* start AVAILABLE DATA *

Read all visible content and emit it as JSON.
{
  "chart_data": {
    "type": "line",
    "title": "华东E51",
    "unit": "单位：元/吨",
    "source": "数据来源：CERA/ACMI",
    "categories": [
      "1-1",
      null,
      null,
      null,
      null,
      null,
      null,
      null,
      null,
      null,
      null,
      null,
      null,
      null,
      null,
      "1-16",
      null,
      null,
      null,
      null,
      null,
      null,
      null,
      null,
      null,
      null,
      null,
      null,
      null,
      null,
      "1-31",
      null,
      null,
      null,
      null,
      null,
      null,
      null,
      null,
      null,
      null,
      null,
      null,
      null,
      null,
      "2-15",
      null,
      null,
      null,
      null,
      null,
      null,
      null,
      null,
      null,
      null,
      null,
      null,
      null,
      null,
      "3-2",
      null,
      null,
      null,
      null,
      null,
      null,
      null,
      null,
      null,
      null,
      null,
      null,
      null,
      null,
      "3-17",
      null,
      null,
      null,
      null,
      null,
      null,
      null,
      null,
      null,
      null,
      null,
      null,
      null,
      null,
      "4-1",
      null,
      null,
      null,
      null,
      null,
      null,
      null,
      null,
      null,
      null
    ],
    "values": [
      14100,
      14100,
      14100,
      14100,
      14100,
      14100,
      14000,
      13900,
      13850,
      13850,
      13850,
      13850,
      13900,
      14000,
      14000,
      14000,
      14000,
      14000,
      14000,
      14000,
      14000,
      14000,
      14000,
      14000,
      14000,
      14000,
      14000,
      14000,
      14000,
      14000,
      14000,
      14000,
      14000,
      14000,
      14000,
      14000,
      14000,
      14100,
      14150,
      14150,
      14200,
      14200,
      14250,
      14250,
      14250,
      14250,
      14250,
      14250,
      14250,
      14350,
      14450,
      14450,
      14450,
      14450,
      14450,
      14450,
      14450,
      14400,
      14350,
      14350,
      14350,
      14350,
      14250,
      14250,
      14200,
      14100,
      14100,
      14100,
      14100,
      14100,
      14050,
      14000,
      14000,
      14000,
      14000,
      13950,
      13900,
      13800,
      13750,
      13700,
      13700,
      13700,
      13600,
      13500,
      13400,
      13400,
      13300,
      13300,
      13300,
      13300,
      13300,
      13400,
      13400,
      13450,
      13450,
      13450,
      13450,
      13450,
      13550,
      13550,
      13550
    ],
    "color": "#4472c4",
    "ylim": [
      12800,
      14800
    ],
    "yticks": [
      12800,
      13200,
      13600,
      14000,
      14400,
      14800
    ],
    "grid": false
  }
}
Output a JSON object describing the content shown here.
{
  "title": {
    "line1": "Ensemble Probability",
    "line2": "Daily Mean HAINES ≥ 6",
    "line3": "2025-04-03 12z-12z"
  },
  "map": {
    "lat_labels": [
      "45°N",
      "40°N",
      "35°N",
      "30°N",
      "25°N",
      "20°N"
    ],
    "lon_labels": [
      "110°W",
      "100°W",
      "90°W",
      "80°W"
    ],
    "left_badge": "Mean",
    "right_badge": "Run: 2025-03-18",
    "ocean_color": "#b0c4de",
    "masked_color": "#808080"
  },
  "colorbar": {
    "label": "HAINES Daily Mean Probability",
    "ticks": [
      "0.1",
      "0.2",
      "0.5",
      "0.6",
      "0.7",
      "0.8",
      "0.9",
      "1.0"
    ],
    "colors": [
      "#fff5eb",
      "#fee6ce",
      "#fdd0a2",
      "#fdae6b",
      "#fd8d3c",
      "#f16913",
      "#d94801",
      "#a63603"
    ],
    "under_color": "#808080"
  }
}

* end AVAILABLE DATA *

EXERCISE INSTRUCTIONS: Write each line above out exactly.

SOLUTION TO THIS EXERCISE:
Read all visible content and emit it as JSON.
{
  "chart_data": {
    "type": "line",
    "title": "华东E51",
    "unit": "单位：元/吨",
    "source": "数据来源：CERA/ACMI",
    "categories": [
      "1-1",
      null,
      null,
      null,
      null,
      null,
      null,
      null,
      null,
      null,
      null,
      null,
      null,
      null,
      null,
      "1-16",
      null,
      null,
      null,
      null,
      null,
      null,
      null,
      null,
      null,
      null,
      null,
      null,
      null,
      null,
      "1-31",
      null,
      null,
      null,
      null,
      null,
      null,
      null,
      null,
      null,
      null,
      null,
      null,
      null,
      null,
      "2-15",
      null,
      null,
      null,
      null,
      null,
      null,
      null,
      null,
      null,
      null,
      null,
      null,
      null,
      null,
      "3-2",
      null,
      null,
      null,
      null,
      null,
      null,
      null,
      null,
      null,
      null,
      null,
      null,
      null,
      null,
      "3-17",
      null,
      null,
      null,
      null,
      null,
      null,
      null,
      null,
      null,
      null,
      null,
      null,
      null,
      null,
      "4-1",
      null,
      null,
      null,
      null,
      null,
      null,
      null,
      null,
      null,
      null
    ],
    "values": [
      14100,
      14100,
      14100,
      14100,
      14100,
      14100,
      14000,
      13900,
      13850,
      13850,
      13850,
      13850,
      13900,
      14000,
      14000,
      14000,
      14000,
      14000,
      14000,
      14000,
      14000,
      14000,
      14000,
      14000,
      14000,
      14000,
      14000,
      14000,
      14000,
      14000,
      14000,
      14000,
      14000,
      14000,
      14000,
      14000,
      14000,
      14100,
      14150,
      14150,
      14200,
      14200,
      14250,
      14250,
      14250,
      14250,
      14250,
      14250,
      14250,
      14350,
      14450,
      14450,
      14450,
      14450,
      14450,
      14450,
      14450,
      14400,
      14350,
      14350,
      14350,
      14350,
      14250,
      14250,
      14200,
      14100,
      14100,
      14100,
      14100,
      14100,
      14050,
      14000,
      14000,
      14000,
      14000,
      13950,
      13900,
      13800,
      13750,
      13700,
      13700,
      13700,
      13600,
      13500,
      13400,
      13400,
      13300,
      13300,
      13300,
      13300,
      13300,
      13400,
      13400,
      13450,
      13450,
      13450,
      13450,
      13450,
      13550,
      13550,
      13550
    ],
    "color": "#4472c4",
    "ylim": [
      12800,
      14800
    ],
    "yticks": [
      12800,
      13200,
      13600,
      14000,
      14400,
      14800
    ],
    "grid": false
  }
}
Output a JSON object describing the content shown here.
{
  "title": {
    "line1": "Ensemble Probability",
    "line2": "Daily Mean HAINES ≥ 6",
    "line3": "2025-04-03 12z-12z"
  },
  "map": {
    "lat_labels": [
      "45°N",
      "40°N",
      "35°N",
      "30°N",
      "25°N",
      "20°N"
    ],
    "lon_labels": [
      "110°W",
      "100°W",
      "90°W",
      "80°W"
    ],
    "left_badge": "Mean",
    "right_badge": "Run: 2025-03-18",
    "ocean_color": "#b0c4de",
    "masked_color": "#808080"
  },
  "colorbar": {
    "label": "HAINES Daily Mean Probability",
    "ticks": [
      "0.1",
      "0.2",
      "0.5",
      "0.6",
      "0.7",
      "0.8",
      "0.9",
      "1.0"
    ],
    "colors": [
      "#fff5eb",
      "#fee6ce",
      "#fdd0a2",
      "#fdae6b",
      "#fd8d3c",
      "#f16913",
      "#d94801",
      "#a63603"
    ],
    "under_color": "#808080"
  }
}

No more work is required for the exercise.